SOURCE MATERIAL -
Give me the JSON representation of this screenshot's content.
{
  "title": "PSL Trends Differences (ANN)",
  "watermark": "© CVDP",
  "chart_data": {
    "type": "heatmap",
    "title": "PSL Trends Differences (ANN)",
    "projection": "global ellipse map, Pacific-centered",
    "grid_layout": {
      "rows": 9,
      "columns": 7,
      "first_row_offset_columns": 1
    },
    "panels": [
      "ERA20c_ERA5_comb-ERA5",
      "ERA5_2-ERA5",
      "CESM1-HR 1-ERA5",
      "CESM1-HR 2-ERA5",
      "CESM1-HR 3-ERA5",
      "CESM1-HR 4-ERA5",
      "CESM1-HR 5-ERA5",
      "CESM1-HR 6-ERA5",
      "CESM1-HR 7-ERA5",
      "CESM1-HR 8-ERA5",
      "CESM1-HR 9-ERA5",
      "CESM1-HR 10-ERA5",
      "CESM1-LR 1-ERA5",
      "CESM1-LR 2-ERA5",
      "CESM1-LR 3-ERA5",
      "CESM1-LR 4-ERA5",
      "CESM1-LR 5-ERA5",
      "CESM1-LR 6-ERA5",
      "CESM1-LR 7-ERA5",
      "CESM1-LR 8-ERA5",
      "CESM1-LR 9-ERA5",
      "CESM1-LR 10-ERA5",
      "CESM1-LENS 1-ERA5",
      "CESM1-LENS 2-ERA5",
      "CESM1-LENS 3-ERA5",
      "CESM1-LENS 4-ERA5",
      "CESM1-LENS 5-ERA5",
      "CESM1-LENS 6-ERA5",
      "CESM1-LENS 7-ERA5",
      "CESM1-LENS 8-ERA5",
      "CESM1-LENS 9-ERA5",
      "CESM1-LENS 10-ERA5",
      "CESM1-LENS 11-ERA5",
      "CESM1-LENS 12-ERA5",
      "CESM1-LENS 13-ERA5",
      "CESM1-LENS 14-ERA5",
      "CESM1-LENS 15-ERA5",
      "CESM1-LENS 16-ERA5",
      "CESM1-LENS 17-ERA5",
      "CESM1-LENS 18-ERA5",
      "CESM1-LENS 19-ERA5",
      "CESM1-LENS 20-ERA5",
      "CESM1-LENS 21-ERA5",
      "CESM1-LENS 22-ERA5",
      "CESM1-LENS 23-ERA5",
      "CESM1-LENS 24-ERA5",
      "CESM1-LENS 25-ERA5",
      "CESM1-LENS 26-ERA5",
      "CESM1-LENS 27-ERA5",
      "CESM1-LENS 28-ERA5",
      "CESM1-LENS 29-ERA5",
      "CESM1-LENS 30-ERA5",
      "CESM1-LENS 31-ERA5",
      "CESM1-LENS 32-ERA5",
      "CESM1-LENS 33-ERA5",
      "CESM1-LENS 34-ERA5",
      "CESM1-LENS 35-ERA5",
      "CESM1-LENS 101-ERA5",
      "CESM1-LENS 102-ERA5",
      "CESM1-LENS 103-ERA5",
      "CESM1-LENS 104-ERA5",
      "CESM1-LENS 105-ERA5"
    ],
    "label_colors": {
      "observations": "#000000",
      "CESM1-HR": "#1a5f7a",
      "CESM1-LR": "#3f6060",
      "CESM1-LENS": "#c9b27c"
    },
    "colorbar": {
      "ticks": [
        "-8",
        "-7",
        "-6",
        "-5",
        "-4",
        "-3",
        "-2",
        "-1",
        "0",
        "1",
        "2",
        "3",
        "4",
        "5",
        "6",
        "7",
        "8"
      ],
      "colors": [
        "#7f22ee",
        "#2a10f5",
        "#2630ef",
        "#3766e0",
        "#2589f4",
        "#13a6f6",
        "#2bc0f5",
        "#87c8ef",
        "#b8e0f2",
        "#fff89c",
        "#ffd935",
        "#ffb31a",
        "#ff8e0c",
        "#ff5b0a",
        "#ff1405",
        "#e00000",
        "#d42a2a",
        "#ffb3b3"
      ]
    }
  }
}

STATED GOAL - Repeat every record, keeping each word and mark exactly as it is.

FULL ANSWER -
Give me the JSON representation of this screenshot's content.
{
  "title": "PSL Trends Differences (ANN)",
  "watermark": "© CVDP",
  "chart_data": {
    "type": "heatmap",
    "title": "PSL Trends Differences (ANN)",
    "projection": "global ellipse map, Pacific-centered",
    "grid_layout": {
      "rows": 9,
      "columns": 7,
      "first_row_offset_columns": 1
    },
    "panels": [
      "ERA20c_ERA5_comb-ERA5",
      "ERA5_2-ERA5",
      "CESM1-HR 1-ERA5",
      "CESM1-HR 2-ERA5",
      "CESM1-HR 3-ERA5",
      "CESM1-HR 4-ERA5",
      "CESM1-HR 5-ERA5",
      "CESM1-HR 6-ERA5",
      "CESM1-HR 7-ERA5",
      "CESM1-HR 8-ERA5",
      "CESM1-HR 9-ERA5",
      "CESM1-HR 10-ERA5",
      "CESM1-LR 1-ERA5",
      "CESM1-LR 2-ERA5",
      "CESM1-LR 3-ERA5",
      "CESM1-LR 4-ERA5",
      "CESM1-LR 5-ERA5",
      "CESM1-LR 6-ERA5",
      "CESM1-LR 7-ERA5",
      "CESM1-LR 8-ERA5",
      "CESM1-LR 9-ERA5",
      "CESM1-LR 10-ERA5",
      "CESM1-LENS 1-ERA5",
      "CESM1-LENS 2-ERA5",
      "CESM1-LENS 3-ERA5",
      "CESM1-LENS 4-ERA5",
      "CESM1-LENS 5-ERA5",
      "CESM1-LENS 6-ERA5",
      "CESM1-LENS 7-ERA5",
      "CESM1-LENS 8-ERA5",
      "CESM1-LENS 9-ERA5",
      "CESM1-LENS 10-ERA5",
      "CESM1-LENS 11-ERA5",
      "CESM1-LENS 12-ERA5",
      "CESM1-LENS 13-ERA5",
      "CESM1-LENS 14-ERA5",
      "CESM1-LENS 15-ERA5",
      "CESM1-LENS 16-ERA5",
      "CESM1-LENS 17-ERA5",
      "CESM1-LENS 18-ERA5",
      "CESM1-LENS 19-ERA5",
      "CESM1-LENS 20-ERA5",
      "CESM1-LENS 21-ERA5",
      "CESM1-LENS 22-ERA5",
      "CESM1-LENS 23-ERA5",
      "CESM1-LENS 24-ERA5",
      "CESM1-LENS 25-ERA5",
      "CESM1-LENS 26-ERA5",
      "CESM1-LENS 27-ERA5",
      "CESM1-LENS 28-ERA5",
      "CESM1-LENS 29-ERA5",
      "CESM1-LENS 30-ERA5",
      "CESM1-LENS 31-ERA5",
      "CESM1-LENS 32-ERA5",
      "CESM1-LENS 33-ERA5",
      "CESM1-LENS 34-ERA5",
      "CESM1-LENS 35-ERA5",
      "CESM1-LENS 101-ERA5",
      "CESM1-LENS 102-ERA5",
      "CESM1-LENS 103-ERA5",
      "CESM1-LENS 104-ERA5",
      "CESM1-LENS 105-ERA5"
    ],
    "label_colors": {
      "observations": "#000000",
      "CESM1-HR": "#1a5f7a",
      "CESM1-LR": "#3f6060",
      "CESM1-LENS": "#c9b27c"
    },
    "colorbar": {
      "ticks": [
        "-8",
        "-7",
        "-6",
        "-5",
        "-4",
        "-3",
        "-2",
        "-1",
        "0",
        "1",
        "2",
        "3",
        "4",
        "5",
        "6",
        "7",
        "8"
      ],
      "colors": [
        "#7f22ee",
        "#2a10f5",
        "#2630ef",
        "#3766e0",
        "#2589f4",
        "#13a6f6",
        "#2bc0f5",
        "#87c8ef",
        "#b8e0f2",
        "#fff89c",
        "#ffd935",
        "#ffb31a",
        "#ff8e0c",
        "#ff5b0a",
        "#ff1405",
        "#e00000",
        "#d42a2a",
        "#ffb3b3"
      ]
    }
  }
}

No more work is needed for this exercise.